_Given problem_
Copy down every line where the string "document" shows up.

_Material for this exercise_

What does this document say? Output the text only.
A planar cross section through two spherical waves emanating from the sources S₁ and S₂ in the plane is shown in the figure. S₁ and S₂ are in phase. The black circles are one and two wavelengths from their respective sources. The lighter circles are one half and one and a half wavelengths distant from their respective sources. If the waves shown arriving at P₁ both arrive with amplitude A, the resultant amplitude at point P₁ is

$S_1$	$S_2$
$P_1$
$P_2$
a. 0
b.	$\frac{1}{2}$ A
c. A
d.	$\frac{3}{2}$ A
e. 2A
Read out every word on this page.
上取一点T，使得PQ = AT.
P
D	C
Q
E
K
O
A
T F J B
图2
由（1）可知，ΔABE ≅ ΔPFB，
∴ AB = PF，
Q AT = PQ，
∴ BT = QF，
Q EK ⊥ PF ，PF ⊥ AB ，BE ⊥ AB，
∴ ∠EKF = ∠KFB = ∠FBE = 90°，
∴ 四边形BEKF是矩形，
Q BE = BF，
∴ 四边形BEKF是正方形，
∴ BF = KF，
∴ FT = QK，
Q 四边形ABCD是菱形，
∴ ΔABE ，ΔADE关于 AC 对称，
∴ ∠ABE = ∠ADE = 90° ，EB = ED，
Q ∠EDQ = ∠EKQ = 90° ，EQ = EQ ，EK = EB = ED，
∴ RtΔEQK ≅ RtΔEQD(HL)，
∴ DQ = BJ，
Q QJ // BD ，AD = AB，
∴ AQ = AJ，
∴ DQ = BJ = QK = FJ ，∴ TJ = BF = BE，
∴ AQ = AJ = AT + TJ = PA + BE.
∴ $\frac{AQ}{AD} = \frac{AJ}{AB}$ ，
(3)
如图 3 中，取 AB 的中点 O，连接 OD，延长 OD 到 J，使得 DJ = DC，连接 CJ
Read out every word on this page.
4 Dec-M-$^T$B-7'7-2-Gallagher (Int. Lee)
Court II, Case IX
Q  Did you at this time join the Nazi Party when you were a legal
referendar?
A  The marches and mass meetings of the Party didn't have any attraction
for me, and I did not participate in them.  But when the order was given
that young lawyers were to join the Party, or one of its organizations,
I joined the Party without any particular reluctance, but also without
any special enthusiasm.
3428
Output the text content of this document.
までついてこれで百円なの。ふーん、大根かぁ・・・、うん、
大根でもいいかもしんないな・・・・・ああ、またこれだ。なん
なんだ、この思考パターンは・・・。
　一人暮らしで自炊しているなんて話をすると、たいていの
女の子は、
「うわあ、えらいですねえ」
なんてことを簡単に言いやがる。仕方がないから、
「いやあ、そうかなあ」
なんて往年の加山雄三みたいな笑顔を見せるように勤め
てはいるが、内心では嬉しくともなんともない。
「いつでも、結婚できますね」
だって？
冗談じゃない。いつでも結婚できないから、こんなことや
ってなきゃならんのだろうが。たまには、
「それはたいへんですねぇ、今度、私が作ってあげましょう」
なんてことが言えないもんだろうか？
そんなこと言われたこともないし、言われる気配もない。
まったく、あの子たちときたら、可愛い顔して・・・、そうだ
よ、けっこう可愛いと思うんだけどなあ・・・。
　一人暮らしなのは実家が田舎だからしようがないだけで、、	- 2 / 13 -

_Written response_
What does this document say? Output the text only.
Output the text content of this document.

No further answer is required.